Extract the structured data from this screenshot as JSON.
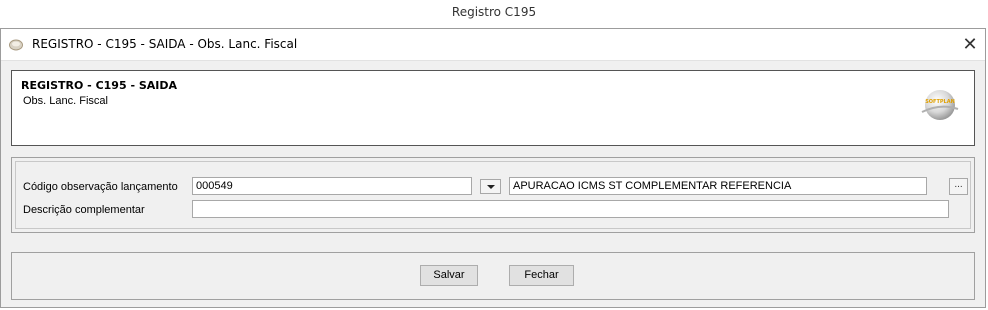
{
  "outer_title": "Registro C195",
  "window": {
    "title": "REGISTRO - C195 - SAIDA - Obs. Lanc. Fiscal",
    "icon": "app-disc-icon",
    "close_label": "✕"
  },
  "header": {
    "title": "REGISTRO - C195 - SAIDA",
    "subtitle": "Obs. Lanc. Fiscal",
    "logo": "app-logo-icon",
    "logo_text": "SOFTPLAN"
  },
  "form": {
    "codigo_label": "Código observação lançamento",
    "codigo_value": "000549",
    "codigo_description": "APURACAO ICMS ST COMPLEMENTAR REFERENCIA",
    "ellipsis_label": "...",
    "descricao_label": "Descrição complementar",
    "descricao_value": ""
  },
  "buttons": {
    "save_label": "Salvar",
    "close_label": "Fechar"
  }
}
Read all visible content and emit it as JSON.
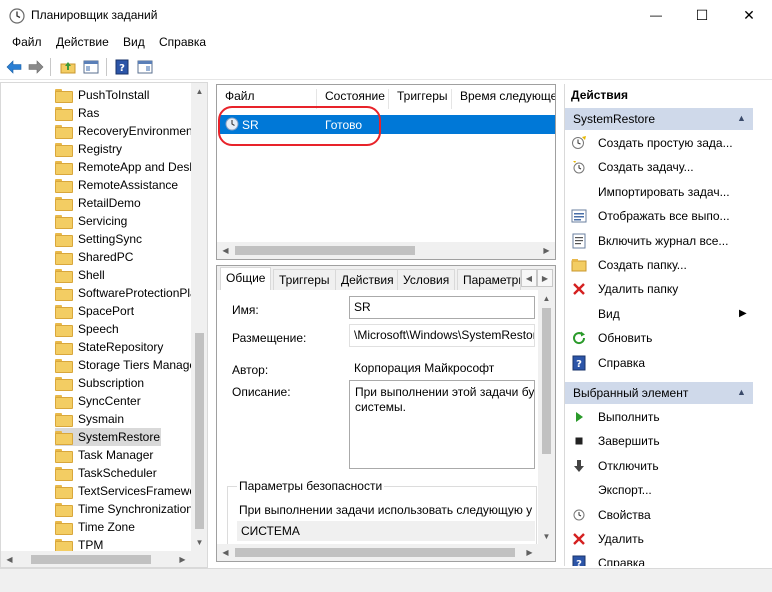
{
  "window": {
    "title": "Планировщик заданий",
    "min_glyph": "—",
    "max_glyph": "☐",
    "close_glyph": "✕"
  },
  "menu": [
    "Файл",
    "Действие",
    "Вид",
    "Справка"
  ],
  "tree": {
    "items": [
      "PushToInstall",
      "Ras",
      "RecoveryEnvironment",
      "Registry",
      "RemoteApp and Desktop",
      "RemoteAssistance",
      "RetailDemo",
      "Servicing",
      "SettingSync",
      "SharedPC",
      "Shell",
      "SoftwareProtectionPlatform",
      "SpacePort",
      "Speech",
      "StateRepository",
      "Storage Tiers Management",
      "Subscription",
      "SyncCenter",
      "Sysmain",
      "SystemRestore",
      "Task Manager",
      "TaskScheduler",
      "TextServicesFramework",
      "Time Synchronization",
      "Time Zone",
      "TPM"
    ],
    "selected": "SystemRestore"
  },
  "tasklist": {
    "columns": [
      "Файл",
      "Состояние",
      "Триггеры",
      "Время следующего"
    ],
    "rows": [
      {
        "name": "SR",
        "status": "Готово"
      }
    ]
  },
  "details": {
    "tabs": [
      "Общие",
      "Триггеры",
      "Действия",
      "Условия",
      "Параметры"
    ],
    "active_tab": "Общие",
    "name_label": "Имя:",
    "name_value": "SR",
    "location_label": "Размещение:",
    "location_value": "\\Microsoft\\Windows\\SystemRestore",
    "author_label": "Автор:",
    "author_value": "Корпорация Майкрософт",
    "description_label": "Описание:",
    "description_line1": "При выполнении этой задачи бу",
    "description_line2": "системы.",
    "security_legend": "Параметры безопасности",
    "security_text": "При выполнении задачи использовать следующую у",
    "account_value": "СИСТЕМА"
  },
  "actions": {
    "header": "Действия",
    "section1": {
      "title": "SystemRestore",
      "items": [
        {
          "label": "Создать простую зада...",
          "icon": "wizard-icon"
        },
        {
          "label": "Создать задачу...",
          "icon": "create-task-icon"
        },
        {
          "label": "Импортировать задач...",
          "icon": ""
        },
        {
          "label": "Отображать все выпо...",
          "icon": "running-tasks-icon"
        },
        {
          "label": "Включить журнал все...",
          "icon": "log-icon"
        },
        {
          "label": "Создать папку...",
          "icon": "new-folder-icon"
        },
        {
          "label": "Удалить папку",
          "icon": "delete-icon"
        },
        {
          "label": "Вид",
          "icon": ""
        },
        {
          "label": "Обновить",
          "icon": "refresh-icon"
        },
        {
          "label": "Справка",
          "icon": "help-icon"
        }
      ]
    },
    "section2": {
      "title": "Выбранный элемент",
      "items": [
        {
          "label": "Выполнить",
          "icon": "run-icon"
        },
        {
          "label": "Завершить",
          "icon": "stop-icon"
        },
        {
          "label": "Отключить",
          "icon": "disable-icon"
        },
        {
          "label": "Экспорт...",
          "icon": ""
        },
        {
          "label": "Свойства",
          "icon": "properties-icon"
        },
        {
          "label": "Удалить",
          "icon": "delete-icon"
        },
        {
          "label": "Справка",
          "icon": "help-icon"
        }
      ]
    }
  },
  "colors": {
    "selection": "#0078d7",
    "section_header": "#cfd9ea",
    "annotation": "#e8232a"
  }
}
○ ○ ○ ○
● STATED TASK
Reproduce each entry precisely, dropping only the pictures.

● TASK RESULT
Extract the structured data from this screenshot as JSON.
{
  "outer_title": "Registro C195",
  "window": {
    "title": "REGISTRO - C195 - SAIDA - Obs. Lanc. Fiscal",
    "icon": "app-disc-icon",
    "close_label": "✕"
  },
  "header": {
    "title": "REGISTRO - C195 - SAIDA",
    "subtitle": "Obs. Lanc. Fiscal",
    "logo": "app-logo-icon",
    "logo_text": "SOFTPLAN"
  },
  "form": {
    "codigo_label": "Código observação lançamento",
    "codigo_value": "000549",
    "codigo_description": "APURACAO ICMS ST COMPLEMENTAR REFERENCIA",
    "ellipsis_label": "...",
    "descricao_label": "Descrição complementar",
    "descricao_value": ""
  },
  "buttons": {
    "save_label": "Salvar",
    "close_label": "Fechar"
  }
}
Read all visible content and emit it as JSON.
{
  "window": {
    "title": "Планировщик заданий",
    "min_glyph": "—",
    "max_glyph": "☐",
    "close_glyph": "✕"
  },
  "menu": [
    "Файл",
    "Действие",
    "Вид",
    "Справка"
  ],
  "tree": {
    "items": [
      "PushToInstall",
      "Ras",
      "RecoveryEnvironment",
      "Registry",
      "RemoteApp and Desktop",
      "RemoteAssistance",
      "RetailDemo",
      "Servicing",
      "SettingSync",
      "SharedPC",
      "Shell",
      "SoftwareProtectionPlatform",
      "SpacePort",
      "Speech",
      "StateRepository",
      "Storage Tiers Management",
      "Subscription",
      "SyncCenter",
      "Sysmain",
      "SystemRestore",
      "Task Manager",
      "TaskScheduler",
      "TextServicesFramework",
      "Time Synchronization",
      "Time Zone",
      "TPM"
    ],
    "selected": "SystemRestore"
  },
  "tasklist": {
    "columns": [
      "Файл",
      "Состояние",
      "Триггеры",
      "Время следующего"
    ],
    "rows": [
      {
        "name": "SR",
        "status": "Готово"
      }
    ]
  },
  "details": {
    "tabs": [
      "Общие",
      "Триггеры",
      "Действия",
      "Условия",
      "Параметры"
    ],
    "active_tab": "Общие",
    "name_label": "Имя:",
    "name_value": "SR",
    "location_label": "Размещение:",
    "location_value": "\\Microsoft\\Windows\\SystemRestore",
    "author_label": "Автор:",
    "author_value": "Корпорация Майкрософт",
    "description_label": "Описание:",
    "description_line1": "При выполнении этой задачи бу",
    "description_line2": "системы.",
    "security_legend": "Параметры безопасности",
    "security_text": "При выполнении задачи использовать следующую у",
    "account_value": "СИСТЕМА"
  },
  "actions": {
    "header": "Действия",
    "section1": {
      "title": "SystemRestore",
      "items": [
        {
          "label": "Создать простую зада...",
          "icon": "wizard-icon"
        },
        {
          "label": "Создать задачу...",
          "icon": "create-task-icon"
        },
        {
          "label": "Импортировать задач...",
          "icon": ""
        },
        {
          "label": "Отображать все выпо...",
          "icon": "running-tasks-icon"
        },
        {
          "label": "Включить журнал все...",
          "icon": "log-icon"
        },
        {
          "label": "Создать папку...",
          "icon": "new-folder-icon"
        },
        {
          "label": "Удалить папку",
          "icon": "delete-icon"
        },
        {
          "label": "Вид",
          "icon": ""
        },
        {
          "label": "Обновить",
          "icon": "refresh-icon"
        },
        {
          "label": "Справка",
          "icon": "help-icon"
        }
      ]
    },
    "section2": {
      "title": "Выбранный элемент",
      "items": [
        {
          "label": "Выполнить",
          "icon": "run-icon"
        },
        {
          "label": "Завершить",
          "icon": "stop-icon"
        },
        {
          "label": "Отключить",
          "icon": "disable-icon"
        },
        {
          "label": "Экспорт...",
          "icon": ""
        },
        {
          "label": "Свойства",
          "icon": "properties-icon"
        },
        {
          "label": "Удалить",
          "icon": "delete-icon"
        },
        {
          "label": "Справка",
          "icon": "help-icon"
        }
      ]
    }
  },
  "colors": {
    "selection": "#0078d7",
    "section_header": "#cfd9ea",
    "annotation": "#e8232a"
  }
}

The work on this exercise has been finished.